STATED TASK:
Return only the count of lines in which the word "from" appears.

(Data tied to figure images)
______

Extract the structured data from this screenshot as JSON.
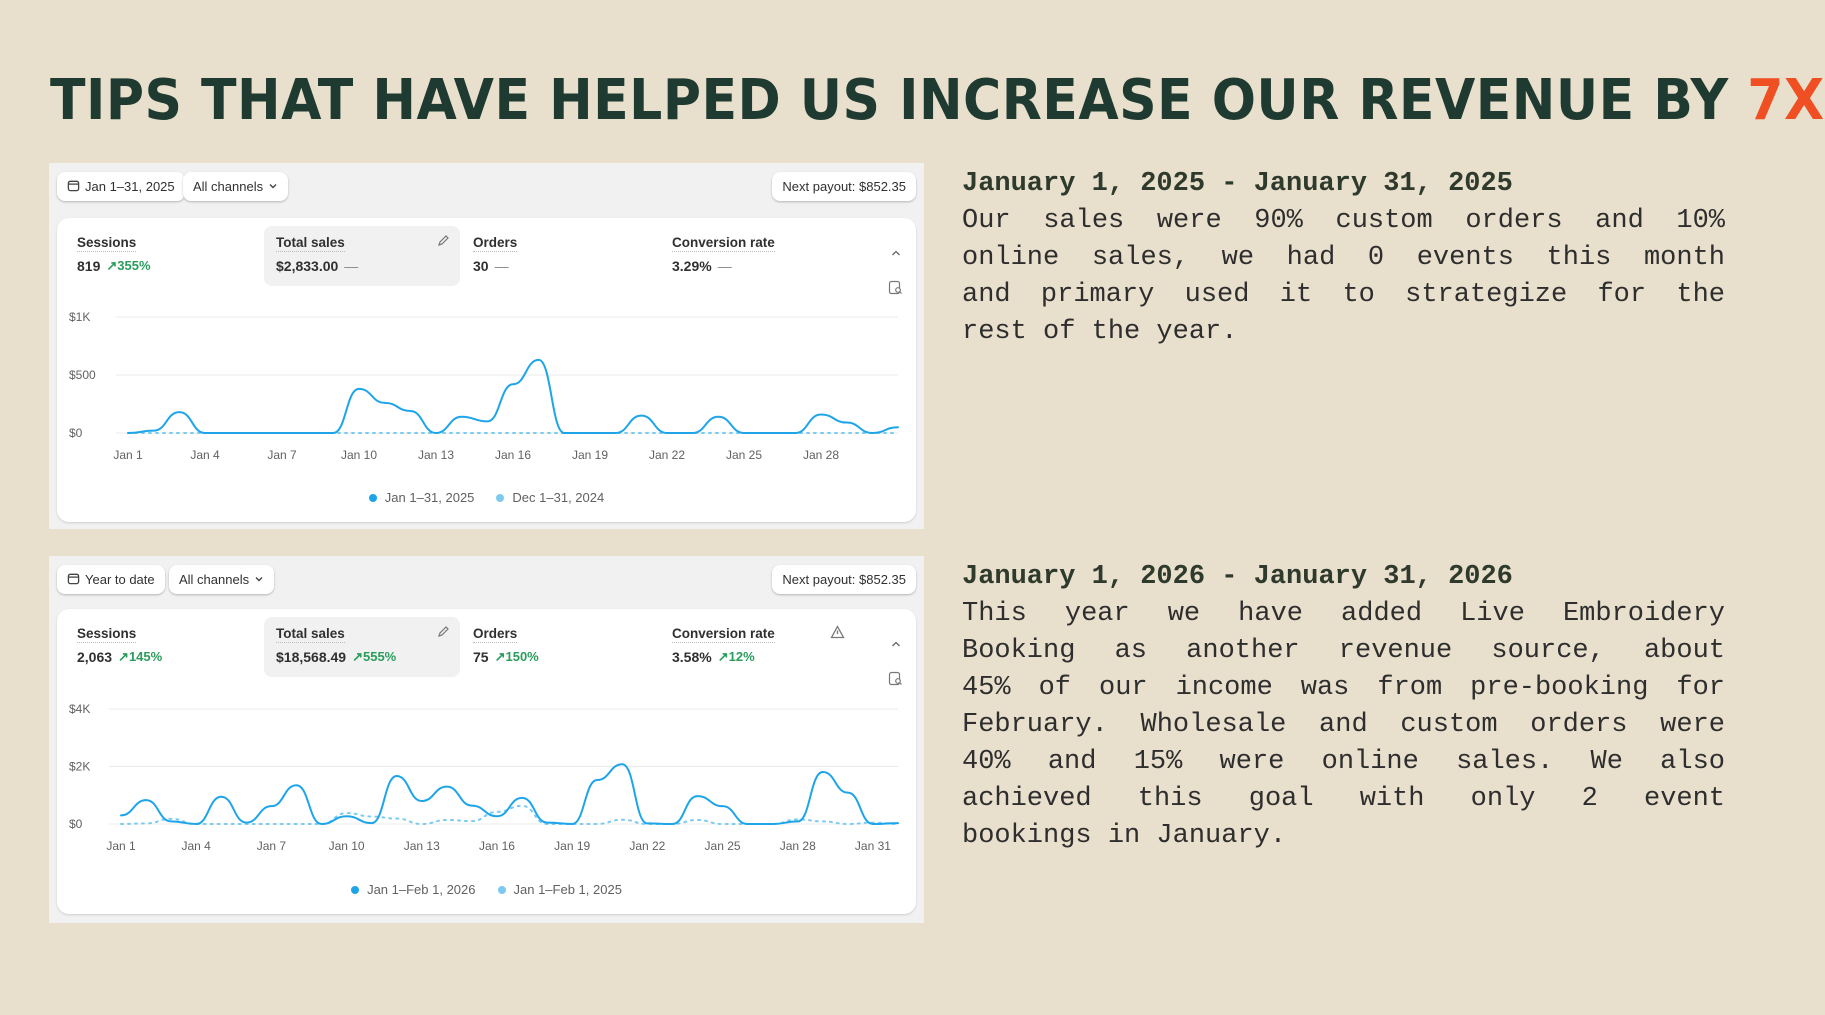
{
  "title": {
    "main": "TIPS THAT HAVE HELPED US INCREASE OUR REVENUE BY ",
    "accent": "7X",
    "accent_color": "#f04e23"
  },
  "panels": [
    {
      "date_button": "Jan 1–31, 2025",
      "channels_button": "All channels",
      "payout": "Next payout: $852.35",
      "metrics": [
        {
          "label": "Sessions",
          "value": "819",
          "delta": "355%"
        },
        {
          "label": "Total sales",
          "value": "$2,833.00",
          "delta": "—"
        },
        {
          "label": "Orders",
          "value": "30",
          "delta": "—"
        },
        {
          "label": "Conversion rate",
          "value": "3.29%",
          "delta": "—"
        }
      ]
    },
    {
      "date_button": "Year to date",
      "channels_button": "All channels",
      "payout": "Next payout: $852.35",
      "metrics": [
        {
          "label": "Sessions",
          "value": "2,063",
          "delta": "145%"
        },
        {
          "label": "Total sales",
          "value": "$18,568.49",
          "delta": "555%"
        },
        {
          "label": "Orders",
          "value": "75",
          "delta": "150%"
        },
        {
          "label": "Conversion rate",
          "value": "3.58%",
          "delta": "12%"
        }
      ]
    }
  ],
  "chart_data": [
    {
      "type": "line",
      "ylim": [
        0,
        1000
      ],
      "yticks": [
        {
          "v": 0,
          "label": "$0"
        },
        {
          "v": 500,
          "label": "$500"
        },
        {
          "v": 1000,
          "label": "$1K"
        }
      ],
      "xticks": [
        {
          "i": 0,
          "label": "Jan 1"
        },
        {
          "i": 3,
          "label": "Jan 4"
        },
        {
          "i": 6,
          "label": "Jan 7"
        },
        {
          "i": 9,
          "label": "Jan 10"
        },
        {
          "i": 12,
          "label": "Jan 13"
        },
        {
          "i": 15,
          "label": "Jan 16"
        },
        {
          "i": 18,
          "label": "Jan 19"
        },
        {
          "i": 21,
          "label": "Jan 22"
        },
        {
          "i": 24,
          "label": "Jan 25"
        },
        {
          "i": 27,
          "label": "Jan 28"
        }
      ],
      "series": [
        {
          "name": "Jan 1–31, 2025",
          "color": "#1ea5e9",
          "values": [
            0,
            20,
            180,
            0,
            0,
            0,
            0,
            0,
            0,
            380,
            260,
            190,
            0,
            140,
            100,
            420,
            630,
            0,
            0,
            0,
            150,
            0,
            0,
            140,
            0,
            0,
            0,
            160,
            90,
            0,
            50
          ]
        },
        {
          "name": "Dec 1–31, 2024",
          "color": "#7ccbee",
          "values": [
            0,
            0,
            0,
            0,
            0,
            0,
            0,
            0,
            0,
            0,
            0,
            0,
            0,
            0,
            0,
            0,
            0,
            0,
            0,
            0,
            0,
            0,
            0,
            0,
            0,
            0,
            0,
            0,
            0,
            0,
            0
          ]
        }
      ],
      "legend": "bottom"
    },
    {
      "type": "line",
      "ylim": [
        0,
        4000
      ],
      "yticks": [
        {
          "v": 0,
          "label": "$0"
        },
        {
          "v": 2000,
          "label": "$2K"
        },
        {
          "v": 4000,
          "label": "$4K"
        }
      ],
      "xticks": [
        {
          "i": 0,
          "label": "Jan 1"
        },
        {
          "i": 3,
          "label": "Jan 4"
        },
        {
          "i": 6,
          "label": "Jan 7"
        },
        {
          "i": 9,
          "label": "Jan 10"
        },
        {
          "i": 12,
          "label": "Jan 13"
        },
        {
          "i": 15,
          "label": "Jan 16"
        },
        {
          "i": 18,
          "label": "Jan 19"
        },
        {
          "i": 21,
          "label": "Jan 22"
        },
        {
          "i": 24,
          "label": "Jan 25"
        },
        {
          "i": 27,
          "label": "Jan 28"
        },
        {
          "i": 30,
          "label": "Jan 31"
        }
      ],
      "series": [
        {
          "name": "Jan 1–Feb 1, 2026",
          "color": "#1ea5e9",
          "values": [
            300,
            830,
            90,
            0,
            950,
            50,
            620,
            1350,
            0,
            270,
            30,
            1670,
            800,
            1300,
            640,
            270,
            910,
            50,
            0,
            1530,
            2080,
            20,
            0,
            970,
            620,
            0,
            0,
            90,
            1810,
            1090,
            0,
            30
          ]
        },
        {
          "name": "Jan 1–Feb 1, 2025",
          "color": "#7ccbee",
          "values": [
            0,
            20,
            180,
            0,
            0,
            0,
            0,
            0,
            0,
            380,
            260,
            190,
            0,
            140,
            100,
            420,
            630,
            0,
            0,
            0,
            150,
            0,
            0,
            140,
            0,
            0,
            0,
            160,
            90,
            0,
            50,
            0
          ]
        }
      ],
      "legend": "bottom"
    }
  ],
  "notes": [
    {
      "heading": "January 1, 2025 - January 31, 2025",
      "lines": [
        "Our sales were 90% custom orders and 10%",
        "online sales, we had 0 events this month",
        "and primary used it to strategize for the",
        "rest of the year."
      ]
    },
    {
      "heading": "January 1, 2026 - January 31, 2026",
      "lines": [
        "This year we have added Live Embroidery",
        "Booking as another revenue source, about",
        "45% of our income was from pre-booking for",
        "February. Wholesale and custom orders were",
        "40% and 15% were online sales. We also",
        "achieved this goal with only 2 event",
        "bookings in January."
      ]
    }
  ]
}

______

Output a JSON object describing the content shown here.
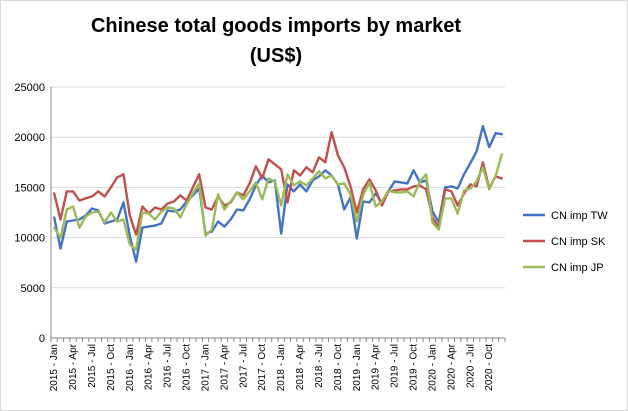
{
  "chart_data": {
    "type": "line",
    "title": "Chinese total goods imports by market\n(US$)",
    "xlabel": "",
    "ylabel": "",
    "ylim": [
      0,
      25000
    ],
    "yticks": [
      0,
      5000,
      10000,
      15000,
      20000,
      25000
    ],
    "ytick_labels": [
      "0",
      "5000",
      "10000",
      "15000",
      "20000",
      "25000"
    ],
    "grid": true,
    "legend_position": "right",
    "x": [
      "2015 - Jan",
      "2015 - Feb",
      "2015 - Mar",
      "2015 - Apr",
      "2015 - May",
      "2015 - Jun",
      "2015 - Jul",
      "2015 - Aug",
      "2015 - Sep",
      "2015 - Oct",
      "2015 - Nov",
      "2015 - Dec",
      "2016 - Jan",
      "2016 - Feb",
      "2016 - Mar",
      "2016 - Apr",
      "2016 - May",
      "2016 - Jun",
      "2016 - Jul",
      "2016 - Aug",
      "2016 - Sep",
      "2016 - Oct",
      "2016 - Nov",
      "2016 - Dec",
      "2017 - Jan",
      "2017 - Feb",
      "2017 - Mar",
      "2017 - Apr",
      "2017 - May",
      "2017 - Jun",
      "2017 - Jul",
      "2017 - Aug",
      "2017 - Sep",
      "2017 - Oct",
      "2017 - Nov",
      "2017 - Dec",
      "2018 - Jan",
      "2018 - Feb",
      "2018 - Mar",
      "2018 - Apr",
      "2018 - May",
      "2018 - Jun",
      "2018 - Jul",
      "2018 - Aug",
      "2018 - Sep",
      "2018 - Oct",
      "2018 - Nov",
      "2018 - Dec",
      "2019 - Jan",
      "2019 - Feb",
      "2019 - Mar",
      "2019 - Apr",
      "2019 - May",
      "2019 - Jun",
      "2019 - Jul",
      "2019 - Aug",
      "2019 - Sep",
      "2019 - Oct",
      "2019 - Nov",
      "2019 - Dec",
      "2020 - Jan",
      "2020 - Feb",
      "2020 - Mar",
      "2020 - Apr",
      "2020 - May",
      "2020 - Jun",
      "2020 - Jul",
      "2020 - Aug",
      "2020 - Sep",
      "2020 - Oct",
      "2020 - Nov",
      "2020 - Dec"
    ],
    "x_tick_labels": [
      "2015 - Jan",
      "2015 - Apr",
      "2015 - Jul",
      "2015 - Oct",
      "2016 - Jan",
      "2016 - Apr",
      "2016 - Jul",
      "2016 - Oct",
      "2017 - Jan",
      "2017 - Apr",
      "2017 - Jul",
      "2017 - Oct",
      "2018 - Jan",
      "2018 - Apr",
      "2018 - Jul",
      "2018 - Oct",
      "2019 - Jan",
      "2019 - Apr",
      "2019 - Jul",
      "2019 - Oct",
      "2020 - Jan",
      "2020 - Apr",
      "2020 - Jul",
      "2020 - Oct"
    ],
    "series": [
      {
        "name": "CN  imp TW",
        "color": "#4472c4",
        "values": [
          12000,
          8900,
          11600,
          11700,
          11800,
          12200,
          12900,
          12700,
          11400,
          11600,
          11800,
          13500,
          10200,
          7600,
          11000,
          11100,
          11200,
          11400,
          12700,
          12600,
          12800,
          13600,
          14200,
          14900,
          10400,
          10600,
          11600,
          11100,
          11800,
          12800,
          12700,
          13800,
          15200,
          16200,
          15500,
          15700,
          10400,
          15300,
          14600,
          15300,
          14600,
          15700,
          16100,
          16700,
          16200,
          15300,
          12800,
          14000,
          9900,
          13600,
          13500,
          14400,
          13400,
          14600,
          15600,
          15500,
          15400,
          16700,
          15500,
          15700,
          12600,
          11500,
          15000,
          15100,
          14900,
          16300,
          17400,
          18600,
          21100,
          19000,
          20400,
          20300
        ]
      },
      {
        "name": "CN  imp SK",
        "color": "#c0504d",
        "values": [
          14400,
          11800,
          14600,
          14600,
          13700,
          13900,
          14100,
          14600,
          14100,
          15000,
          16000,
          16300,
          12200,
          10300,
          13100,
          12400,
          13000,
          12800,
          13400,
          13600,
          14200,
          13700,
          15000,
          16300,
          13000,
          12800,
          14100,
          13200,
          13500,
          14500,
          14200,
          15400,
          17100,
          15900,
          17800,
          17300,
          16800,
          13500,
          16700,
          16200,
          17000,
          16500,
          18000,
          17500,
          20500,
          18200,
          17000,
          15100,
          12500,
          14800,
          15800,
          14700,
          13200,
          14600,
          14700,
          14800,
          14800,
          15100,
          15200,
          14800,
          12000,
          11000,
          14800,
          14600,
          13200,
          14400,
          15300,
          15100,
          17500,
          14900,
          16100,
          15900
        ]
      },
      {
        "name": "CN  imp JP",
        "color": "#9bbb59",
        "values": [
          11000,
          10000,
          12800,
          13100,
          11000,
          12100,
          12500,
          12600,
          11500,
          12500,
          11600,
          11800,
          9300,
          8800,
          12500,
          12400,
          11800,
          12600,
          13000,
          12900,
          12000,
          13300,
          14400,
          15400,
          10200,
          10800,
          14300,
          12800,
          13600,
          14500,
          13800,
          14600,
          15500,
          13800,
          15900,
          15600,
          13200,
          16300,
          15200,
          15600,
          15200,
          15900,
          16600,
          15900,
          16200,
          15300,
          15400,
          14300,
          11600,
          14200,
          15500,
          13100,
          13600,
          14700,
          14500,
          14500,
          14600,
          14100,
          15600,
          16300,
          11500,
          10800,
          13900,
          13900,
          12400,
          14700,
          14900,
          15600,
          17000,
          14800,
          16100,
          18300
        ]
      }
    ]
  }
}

______

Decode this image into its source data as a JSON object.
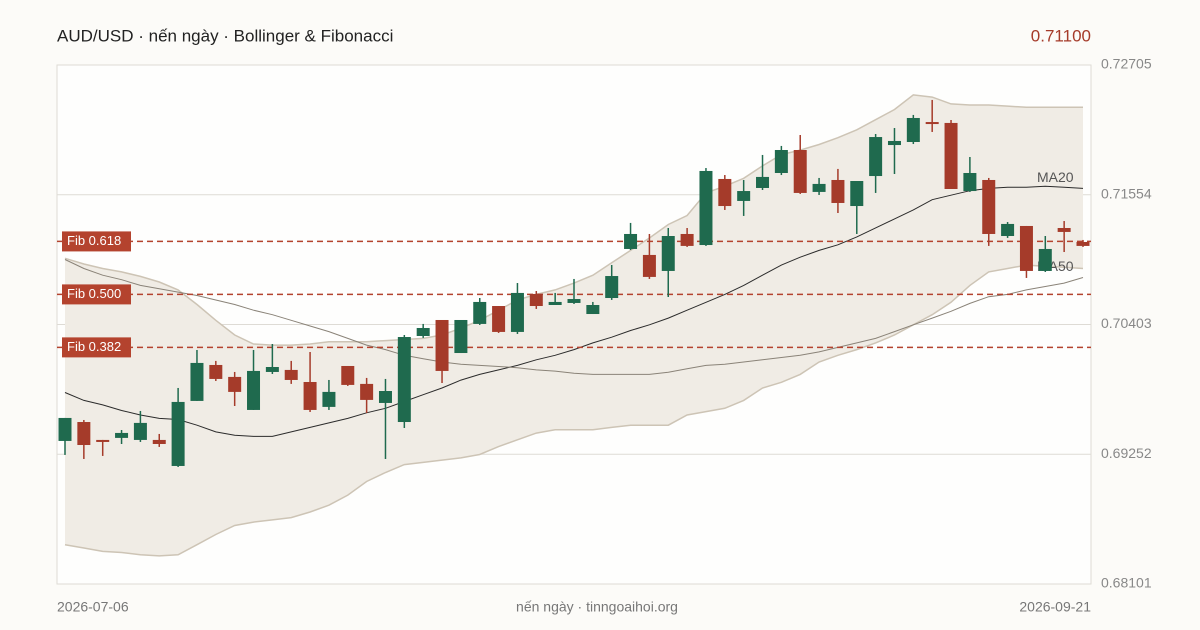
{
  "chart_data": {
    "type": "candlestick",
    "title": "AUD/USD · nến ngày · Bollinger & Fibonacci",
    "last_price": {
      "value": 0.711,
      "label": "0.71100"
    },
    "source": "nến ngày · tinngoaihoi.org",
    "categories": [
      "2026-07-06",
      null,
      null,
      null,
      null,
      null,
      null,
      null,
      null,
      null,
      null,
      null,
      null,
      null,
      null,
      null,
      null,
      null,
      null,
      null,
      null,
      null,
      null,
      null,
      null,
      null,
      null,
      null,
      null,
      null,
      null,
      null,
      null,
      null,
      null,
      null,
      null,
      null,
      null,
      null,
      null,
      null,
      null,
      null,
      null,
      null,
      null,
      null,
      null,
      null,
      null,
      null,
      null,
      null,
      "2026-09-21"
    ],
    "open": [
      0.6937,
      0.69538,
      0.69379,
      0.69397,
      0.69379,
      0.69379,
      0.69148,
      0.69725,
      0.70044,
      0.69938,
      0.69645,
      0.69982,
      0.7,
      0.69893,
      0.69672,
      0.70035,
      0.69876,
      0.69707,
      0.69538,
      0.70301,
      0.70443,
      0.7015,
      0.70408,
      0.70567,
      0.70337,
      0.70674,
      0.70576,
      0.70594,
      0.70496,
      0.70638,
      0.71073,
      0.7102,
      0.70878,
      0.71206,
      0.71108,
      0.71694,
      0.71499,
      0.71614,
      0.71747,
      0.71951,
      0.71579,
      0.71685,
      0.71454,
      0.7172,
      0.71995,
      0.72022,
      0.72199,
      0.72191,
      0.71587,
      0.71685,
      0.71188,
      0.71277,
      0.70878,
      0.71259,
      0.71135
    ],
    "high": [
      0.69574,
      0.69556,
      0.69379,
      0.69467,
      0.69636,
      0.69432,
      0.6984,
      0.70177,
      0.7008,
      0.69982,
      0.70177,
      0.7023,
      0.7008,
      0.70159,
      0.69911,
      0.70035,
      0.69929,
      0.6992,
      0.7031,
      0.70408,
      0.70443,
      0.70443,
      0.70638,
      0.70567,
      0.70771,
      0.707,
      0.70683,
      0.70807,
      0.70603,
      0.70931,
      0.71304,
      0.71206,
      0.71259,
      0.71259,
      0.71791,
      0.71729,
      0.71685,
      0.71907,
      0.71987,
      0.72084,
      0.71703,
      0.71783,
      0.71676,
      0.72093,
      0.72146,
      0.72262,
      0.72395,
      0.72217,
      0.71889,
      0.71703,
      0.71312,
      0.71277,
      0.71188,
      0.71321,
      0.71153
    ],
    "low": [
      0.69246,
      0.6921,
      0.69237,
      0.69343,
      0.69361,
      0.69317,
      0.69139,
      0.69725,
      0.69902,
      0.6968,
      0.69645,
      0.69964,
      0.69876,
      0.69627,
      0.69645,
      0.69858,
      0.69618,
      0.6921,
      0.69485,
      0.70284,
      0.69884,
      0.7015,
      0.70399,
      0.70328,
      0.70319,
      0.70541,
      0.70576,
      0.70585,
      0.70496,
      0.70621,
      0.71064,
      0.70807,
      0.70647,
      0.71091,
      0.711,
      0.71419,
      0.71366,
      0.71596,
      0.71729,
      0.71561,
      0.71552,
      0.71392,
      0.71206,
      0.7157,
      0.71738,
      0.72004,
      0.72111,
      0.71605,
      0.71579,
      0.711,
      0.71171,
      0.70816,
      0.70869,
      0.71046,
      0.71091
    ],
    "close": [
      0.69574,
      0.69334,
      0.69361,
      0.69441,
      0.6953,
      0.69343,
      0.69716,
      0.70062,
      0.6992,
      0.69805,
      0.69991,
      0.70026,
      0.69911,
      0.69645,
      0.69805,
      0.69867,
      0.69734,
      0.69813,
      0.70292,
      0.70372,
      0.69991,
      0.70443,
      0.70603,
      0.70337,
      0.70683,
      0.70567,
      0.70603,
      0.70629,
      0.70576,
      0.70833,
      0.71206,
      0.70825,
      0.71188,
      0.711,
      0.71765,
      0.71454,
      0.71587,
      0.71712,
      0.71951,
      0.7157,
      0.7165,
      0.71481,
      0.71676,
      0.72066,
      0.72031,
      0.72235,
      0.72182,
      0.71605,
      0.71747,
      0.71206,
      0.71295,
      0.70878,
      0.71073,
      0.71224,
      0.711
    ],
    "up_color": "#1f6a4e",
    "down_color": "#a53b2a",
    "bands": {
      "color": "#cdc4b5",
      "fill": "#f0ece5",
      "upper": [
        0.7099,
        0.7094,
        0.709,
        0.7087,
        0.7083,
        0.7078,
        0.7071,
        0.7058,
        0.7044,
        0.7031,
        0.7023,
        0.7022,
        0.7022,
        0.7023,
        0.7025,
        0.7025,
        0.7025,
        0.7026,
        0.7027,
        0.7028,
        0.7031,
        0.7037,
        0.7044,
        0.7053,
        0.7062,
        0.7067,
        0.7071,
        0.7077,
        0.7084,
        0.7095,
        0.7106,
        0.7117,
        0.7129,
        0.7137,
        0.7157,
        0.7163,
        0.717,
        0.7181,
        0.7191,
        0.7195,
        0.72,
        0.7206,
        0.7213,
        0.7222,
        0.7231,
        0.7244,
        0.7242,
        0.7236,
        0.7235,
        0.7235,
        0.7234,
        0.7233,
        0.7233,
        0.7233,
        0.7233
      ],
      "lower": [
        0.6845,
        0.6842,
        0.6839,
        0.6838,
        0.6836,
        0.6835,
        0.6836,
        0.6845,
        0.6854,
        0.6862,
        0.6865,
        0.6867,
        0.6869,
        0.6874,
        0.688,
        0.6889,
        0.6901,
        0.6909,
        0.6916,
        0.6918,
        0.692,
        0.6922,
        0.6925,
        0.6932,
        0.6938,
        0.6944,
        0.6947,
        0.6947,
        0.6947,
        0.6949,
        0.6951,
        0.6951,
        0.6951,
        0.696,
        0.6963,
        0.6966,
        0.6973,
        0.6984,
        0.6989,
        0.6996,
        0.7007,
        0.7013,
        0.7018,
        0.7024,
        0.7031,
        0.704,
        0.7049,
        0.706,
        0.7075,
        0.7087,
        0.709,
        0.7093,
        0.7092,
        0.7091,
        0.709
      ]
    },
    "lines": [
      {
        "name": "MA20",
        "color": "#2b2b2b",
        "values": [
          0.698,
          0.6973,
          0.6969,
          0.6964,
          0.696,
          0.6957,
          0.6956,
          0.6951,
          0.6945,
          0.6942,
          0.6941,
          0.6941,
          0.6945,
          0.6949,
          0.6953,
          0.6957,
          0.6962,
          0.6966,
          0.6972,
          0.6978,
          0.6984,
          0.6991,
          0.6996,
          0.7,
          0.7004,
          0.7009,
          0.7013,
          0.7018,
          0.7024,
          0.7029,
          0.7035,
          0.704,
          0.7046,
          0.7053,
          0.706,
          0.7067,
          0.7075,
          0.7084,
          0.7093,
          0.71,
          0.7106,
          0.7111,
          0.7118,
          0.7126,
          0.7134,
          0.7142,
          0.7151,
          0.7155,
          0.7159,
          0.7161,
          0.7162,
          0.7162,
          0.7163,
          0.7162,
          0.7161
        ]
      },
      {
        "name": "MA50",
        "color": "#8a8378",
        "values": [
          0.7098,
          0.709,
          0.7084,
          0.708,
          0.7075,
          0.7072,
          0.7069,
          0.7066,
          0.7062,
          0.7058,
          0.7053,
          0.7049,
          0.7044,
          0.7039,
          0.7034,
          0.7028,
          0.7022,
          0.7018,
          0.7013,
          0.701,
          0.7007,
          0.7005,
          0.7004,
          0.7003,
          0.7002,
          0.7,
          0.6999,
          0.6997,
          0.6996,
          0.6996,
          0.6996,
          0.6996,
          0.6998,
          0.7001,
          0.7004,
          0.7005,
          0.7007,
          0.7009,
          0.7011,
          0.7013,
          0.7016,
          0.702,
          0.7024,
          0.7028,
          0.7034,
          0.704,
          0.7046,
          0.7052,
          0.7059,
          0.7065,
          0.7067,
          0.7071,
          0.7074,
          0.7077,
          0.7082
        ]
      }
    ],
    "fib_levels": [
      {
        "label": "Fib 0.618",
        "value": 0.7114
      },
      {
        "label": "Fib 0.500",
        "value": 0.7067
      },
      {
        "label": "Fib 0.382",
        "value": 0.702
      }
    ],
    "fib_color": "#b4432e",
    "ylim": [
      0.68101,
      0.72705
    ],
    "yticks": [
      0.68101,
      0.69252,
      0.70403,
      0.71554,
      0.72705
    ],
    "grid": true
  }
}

______

REPLY:
2